> _EXERCISE DETAILS_
Here are some records. Copy each one exactly.

> _EXERCISE MATERIAL_
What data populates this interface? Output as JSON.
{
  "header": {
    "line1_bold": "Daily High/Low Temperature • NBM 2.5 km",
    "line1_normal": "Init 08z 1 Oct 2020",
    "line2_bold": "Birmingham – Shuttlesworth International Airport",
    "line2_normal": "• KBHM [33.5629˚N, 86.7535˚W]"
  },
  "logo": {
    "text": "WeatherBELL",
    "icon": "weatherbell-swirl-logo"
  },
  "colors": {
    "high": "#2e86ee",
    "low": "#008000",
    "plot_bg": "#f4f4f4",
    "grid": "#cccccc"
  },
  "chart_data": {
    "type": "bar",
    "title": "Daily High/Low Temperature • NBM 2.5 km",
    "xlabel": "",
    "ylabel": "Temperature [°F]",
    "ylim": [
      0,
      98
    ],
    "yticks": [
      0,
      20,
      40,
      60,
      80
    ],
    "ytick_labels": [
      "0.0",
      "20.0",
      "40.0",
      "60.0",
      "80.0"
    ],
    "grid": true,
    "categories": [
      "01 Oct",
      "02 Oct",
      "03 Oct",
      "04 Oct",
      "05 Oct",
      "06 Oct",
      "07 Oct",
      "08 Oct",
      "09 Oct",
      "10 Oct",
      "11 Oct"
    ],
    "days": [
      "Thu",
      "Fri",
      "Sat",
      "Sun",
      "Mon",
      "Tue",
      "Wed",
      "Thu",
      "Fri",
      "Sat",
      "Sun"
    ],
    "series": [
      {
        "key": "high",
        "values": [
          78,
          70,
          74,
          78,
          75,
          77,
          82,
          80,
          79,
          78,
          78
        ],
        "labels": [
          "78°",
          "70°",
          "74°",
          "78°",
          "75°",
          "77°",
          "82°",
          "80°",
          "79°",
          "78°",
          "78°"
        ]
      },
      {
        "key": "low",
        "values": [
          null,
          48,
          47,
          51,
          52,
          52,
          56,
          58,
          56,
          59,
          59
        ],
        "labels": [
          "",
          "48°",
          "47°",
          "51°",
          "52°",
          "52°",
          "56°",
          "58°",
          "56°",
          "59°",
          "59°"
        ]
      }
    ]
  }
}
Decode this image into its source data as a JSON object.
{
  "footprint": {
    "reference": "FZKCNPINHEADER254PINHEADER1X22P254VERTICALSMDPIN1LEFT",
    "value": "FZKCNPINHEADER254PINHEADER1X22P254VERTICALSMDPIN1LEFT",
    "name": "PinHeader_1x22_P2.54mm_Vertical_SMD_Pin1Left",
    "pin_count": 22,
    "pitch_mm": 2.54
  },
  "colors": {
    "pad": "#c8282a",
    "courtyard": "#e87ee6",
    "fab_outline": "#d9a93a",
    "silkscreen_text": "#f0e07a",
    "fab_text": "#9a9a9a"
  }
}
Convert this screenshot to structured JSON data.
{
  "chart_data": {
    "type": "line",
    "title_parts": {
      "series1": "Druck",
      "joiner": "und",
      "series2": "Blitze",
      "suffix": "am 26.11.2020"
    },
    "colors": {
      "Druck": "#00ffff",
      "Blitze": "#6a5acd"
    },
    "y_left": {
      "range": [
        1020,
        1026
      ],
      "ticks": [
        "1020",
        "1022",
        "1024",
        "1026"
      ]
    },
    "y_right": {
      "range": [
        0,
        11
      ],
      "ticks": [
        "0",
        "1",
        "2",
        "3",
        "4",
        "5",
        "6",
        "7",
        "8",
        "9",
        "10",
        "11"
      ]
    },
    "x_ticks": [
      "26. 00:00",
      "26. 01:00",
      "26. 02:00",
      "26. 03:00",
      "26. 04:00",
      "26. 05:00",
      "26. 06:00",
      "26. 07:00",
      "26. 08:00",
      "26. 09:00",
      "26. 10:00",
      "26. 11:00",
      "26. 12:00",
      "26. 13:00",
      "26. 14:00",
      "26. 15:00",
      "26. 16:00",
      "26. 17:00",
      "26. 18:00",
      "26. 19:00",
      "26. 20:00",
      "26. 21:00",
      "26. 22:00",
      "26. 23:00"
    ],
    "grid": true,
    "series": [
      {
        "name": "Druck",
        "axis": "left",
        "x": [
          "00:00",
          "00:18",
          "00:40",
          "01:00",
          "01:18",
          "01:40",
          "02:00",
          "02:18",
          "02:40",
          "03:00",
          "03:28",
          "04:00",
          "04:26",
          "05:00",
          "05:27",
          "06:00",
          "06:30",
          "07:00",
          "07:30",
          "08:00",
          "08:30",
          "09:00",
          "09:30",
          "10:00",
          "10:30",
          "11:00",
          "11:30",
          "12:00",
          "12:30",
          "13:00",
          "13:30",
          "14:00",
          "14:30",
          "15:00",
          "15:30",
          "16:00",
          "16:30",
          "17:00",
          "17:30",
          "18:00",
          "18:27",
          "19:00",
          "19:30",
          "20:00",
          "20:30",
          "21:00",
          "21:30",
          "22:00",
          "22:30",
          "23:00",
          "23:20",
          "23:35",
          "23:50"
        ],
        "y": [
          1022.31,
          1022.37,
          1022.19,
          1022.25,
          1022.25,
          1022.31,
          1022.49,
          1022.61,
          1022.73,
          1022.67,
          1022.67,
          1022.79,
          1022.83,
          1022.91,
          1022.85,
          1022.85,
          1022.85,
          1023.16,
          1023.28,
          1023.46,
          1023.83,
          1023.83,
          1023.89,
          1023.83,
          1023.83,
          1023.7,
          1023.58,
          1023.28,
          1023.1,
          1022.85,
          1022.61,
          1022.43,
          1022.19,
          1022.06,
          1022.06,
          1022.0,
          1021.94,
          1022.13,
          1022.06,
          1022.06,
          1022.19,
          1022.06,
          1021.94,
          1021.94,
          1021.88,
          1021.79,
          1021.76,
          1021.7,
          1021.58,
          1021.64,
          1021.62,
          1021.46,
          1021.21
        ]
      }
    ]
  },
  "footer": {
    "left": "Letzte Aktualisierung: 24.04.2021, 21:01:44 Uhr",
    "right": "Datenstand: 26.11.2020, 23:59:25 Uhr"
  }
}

> _WORKED ANSWER_
What data populates this interface? Output as JSON.
{
  "header": {
    "line1_bold": "Daily High/Low Temperature • NBM 2.5 km",
    "line1_normal": "Init 08z 1 Oct 2020",
    "line2_bold": "Birmingham – Shuttlesworth International Airport",
    "line2_normal": "• KBHM [33.5629˚N, 86.7535˚W]"
  },
  "logo": {
    "text": "WeatherBELL",
    "icon": "weatherbell-swirl-logo"
  },
  "colors": {
    "high": "#2e86ee",
    "low": "#008000",
    "plot_bg": "#f4f4f4",
    "grid": "#cccccc"
  },
  "chart_data": {
    "type": "bar",
    "title": "Daily High/Low Temperature • NBM 2.5 km",
    "xlabel": "",
    "ylabel": "Temperature [°F]",
    "ylim": [
      0,
      98
    ],
    "yticks": [
      0,
      20,
      40,
      60,
      80
    ],
    "ytick_labels": [
      "0.0",
      "20.0",
      "40.0",
      "60.0",
      "80.0"
    ],
    "grid": true,
    "categories": [
      "01 Oct",
      "02 Oct",
      "03 Oct",
      "04 Oct",
      "05 Oct",
      "06 Oct",
      "07 Oct",
      "08 Oct",
      "09 Oct",
      "10 Oct",
      "11 Oct"
    ],
    "days": [
      "Thu",
      "Fri",
      "Sat",
      "Sun",
      "Mon",
      "Tue",
      "Wed",
      "Thu",
      "Fri",
      "Sat",
      "Sun"
    ],
    "series": [
      {
        "key": "high",
        "values": [
          78,
          70,
          74,
          78,
          75,
          77,
          82,
          80,
          79,
          78,
          78
        ],
        "labels": [
          "78°",
          "70°",
          "74°",
          "78°",
          "75°",
          "77°",
          "82°",
          "80°",
          "79°",
          "78°",
          "78°"
        ]
      },
      {
        "key": "low",
        "values": [
          null,
          48,
          47,
          51,
          52,
          52,
          56,
          58,
          56,
          59,
          59
        ],
        "labels": [
          "",
          "48°",
          "47°",
          "51°",
          "52°",
          "52°",
          "56°",
          "58°",
          "56°",
          "59°",
          "59°"
        ]
      }
    ]
  }
}
Decode this image into its source data as a JSON object.
{
  "footprint": {
    "reference": "FZKCNPINHEADER254PINHEADER1X22P254VERTICALSMDPIN1LEFT",
    "value": "FZKCNPINHEADER254PINHEADER1X22P254VERTICALSMDPIN1LEFT",
    "name": "PinHeader_1x22_P2.54mm_Vertical_SMD_Pin1Left",
    "pin_count": 22,
    "pitch_mm": 2.54
  },
  "colors": {
    "pad": "#c8282a",
    "courtyard": "#e87ee6",
    "fab_outline": "#d9a93a",
    "silkscreen_text": "#f0e07a",
    "fab_text": "#9a9a9a"
  }
}
Convert this screenshot to structured JSON data.
{
  "chart_data": {
    "type": "line",
    "title_parts": {
      "series1": "Druck",
      "joiner": "und",
      "series2": "Blitze",
      "suffix": "am 26.11.2020"
    },
    "colors": {
      "Druck": "#00ffff",
      "Blitze": "#6a5acd"
    },
    "y_left": {
      "range": [
        1020,
        1026
      ],
      "ticks": [
        "1020",
        "1022",
        "1024",
        "1026"
      ]
    },
    "y_right": {
      "range": [
        0,
        11
      ],
      "ticks": [
        "0",
        "1",
        "2",
        "3",
        "4",
        "5",
        "6",
        "7",
        "8",
        "9",
        "10",
        "11"
      ]
    },
    "x_ticks": [
      "26. 00:00",
      "26. 01:00",
      "26. 02:00",
      "26. 03:00",
      "26. 04:00",
      "26. 05:00",
      "26. 06:00",
      "26. 07:00",
      "26. 08:00",
      "26. 09:00",
      "26. 10:00",
      "26. 11:00",
      "26. 12:00",
      "26. 13:00",
      "26. 14:00",
      "26. 15:00",
      "26. 16:00",
      "26. 17:00",
      "26. 18:00",
      "26. 19:00",
      "26. 20:00",
      "26. 21:00",
      "26. 22:00",
      "26. 23:00"
    ],
    "grid": true,
    "series": [
      {
        "name": "Druck",
        "axis": "left",
        "x": [
          "00:00",
          "00:18",
          "00:40",
          "01:00",
          "01:18",
          "01:40",
          "02:00",
          "02:18",
          "02:40",
          "03:00",
          "03:28",
          "04:00",
          "04:26",
          "05:00",
          "05:27",
          "06:00",
          "06:30",
          "07:00",
          "07:30",
          "08:00",
          "08:30",
          "09:00",
          "09:30",
          "10:00",
          "10:30",
          "11:00",
          "11:30",
          "12:00",
          "12:30",
          "13:00",
          "13:30",
          "14:00",
          "14:30",
          "15:00",
          "15:30",
          "16:00",
          "16:30",
          "17:00",
          "17:30",
          "18:00",
          "18:27",
          "19:00",
          "19:30",
          "20:00",
          "20:30",
          "21:00",
          "21:30",
          "22:00",
          "22:30",
          "23:00",
          "23:20",
          "23:35",
          "23:50"
        ],
        "y": [
          1022.31,
          1022.37,
          1022.19,
          1022.25,
          1022.25,
          1022.31,
          1022.49,
          1022.61,
          1022.73,
          1022.67,
          1022.67,
          1022.79,
          1022.83,
          1022.91,
          1022.85,
          1022.85,
          1022.85,
          1023.16,
          1023.28,
          1023.46,
          1023.83,
          1023.83,
          1023.89,
          1023.83,
          1023.83,
          1023.7,
          1023.58,
          1023.28,
          1023.1,
          1022.85,
          1022.61,
          1022.43,
          1022.19,
          1022.06,
          1022.06,
          1022.0,
          1021.94,
          1022.13,
          1022.06,
          1022.06,
          1022.19,
          1022.06,
          1021.94,
          1021.94,
          1021.88,
          1021.79,
          1021.76,
          1021.7,
          1021.58,
          1021.64,
          1021.62,
          1021.46,
          1021.21
        ]
      }
    ]
  },
  "footer": {
    "left": "Letzte Aktualisierung: 24.04.2021, 21:01:44 Uhr",
    "right": "Datenstand: 26.11.2020, 23:59:25 Uhr"
  }
}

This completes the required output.